- Work to do:
Using the records below, count the lines with "caption" in them. Give the number only.

+ + + +

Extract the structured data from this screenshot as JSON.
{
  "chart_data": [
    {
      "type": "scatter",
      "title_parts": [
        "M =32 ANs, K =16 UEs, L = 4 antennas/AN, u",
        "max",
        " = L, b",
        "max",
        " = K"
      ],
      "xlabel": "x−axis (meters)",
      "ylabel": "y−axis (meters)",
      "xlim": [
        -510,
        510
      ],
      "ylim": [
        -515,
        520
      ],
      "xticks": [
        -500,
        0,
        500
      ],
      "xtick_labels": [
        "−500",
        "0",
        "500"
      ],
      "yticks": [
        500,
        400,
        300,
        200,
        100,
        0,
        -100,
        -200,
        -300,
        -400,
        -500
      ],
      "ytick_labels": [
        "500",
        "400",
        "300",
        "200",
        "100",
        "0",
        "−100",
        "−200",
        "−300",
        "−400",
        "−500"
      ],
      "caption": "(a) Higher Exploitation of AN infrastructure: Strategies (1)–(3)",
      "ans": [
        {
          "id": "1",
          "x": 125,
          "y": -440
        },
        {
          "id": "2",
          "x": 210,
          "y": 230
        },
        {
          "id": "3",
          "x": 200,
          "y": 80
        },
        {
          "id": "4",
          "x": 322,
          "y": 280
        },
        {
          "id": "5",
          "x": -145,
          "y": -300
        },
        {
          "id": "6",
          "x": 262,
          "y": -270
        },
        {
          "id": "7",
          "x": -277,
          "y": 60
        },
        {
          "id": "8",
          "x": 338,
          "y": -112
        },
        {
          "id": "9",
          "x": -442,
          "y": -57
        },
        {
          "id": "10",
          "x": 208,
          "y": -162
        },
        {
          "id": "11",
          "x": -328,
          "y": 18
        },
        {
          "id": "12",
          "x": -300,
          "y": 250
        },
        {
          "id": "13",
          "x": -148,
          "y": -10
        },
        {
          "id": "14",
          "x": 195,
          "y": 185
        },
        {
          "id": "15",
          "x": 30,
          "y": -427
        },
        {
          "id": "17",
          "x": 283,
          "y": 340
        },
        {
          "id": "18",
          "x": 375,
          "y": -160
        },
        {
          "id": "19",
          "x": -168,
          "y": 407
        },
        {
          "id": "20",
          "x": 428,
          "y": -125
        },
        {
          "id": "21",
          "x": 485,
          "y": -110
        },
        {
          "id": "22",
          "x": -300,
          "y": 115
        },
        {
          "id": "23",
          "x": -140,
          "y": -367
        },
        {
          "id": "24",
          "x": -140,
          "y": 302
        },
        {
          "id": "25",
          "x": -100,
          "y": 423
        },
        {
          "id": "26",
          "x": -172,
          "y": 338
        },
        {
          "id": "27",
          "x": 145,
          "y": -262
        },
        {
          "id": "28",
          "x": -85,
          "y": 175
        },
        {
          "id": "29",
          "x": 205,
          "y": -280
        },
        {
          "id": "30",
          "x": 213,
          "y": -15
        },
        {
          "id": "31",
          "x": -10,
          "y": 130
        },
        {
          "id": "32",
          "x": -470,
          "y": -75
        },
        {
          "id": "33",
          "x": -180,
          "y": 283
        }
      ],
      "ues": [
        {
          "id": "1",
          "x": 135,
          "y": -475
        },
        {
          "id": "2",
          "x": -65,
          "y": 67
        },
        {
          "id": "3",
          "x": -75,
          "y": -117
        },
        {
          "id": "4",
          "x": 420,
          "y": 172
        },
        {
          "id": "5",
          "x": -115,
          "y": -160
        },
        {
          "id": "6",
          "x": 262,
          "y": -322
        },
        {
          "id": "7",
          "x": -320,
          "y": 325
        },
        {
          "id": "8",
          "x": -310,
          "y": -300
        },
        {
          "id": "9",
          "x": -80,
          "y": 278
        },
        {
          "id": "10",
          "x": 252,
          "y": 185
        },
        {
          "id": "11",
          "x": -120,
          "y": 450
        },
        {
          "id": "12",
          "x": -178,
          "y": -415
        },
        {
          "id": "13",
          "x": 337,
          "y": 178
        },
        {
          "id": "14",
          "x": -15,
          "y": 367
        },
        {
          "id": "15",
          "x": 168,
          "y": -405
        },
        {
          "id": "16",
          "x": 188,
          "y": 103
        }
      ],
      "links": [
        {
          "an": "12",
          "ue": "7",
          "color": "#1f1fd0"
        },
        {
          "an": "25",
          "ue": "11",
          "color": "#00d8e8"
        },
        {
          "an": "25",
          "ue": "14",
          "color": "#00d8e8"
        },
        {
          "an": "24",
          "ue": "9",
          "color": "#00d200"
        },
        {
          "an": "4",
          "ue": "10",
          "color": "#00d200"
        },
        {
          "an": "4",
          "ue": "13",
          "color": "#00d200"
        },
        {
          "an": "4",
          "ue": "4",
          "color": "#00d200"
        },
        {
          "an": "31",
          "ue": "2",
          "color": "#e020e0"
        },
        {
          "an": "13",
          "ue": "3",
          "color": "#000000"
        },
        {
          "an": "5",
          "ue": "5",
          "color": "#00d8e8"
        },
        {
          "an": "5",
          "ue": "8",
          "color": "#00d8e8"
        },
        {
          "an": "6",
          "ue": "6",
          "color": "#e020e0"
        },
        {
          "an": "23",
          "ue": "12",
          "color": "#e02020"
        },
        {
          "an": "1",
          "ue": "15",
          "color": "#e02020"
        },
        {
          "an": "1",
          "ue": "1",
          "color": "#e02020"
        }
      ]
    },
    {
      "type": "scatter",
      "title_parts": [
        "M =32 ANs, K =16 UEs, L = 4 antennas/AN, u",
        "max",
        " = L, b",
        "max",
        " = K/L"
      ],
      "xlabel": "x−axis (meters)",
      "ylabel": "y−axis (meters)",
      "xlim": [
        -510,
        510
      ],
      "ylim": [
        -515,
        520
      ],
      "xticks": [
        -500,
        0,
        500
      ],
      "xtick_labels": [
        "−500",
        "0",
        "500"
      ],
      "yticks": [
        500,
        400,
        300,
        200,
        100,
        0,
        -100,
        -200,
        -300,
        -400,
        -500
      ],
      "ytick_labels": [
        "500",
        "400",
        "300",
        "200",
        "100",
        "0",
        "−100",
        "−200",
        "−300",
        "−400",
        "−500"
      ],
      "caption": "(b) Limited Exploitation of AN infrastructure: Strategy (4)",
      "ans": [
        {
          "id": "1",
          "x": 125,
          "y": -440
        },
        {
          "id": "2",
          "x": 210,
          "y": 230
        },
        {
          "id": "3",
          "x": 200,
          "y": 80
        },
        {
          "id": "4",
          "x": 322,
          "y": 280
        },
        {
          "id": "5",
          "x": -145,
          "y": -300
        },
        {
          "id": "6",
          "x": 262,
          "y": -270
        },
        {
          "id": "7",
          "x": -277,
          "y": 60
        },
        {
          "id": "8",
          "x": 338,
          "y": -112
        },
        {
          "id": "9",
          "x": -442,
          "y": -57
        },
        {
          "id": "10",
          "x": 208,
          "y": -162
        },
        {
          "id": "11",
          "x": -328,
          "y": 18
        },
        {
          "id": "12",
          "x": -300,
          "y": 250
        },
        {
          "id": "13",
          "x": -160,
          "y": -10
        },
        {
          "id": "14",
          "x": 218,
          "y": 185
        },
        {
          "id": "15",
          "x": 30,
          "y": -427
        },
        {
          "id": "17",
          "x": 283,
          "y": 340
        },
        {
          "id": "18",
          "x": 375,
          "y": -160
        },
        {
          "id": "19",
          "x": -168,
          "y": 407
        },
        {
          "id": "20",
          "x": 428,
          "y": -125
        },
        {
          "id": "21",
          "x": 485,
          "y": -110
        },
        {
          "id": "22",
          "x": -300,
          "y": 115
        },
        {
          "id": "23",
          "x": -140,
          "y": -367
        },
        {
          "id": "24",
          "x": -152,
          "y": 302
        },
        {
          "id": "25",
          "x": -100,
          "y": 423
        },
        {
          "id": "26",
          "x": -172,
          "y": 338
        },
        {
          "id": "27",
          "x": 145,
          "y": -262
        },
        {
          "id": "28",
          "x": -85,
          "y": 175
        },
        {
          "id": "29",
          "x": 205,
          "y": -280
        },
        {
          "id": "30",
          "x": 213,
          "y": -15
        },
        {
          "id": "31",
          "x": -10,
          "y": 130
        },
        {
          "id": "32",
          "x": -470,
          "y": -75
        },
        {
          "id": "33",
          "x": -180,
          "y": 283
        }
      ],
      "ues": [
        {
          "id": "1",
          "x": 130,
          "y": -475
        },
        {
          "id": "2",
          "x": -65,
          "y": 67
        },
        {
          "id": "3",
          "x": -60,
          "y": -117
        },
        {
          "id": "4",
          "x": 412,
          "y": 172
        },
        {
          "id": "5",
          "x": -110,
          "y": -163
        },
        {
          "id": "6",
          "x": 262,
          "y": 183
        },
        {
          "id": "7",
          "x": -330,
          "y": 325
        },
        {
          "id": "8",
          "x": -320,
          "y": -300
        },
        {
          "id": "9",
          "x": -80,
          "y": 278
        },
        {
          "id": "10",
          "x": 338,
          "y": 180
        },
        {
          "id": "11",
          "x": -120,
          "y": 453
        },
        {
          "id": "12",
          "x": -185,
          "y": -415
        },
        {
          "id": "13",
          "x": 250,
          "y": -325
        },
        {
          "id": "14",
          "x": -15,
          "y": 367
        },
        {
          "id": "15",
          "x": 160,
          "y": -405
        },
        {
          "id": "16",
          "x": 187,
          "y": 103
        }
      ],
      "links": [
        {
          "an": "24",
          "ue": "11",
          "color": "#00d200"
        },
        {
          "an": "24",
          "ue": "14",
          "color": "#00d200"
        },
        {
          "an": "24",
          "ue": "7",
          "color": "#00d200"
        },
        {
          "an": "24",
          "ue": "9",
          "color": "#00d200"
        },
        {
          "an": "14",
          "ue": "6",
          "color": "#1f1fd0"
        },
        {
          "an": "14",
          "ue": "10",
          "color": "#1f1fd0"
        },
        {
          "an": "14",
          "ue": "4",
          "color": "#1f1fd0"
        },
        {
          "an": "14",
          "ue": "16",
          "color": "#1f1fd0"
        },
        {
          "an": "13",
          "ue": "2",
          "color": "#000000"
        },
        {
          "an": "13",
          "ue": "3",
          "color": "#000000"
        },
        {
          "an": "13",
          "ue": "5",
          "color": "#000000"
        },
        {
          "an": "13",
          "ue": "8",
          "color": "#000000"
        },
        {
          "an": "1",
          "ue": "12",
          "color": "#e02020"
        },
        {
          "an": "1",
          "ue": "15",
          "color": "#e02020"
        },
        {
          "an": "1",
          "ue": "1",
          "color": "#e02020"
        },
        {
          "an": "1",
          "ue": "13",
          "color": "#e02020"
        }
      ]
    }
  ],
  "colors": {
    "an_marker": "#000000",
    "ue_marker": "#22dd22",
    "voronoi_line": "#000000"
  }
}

+ + + +

- Reply to the task:
2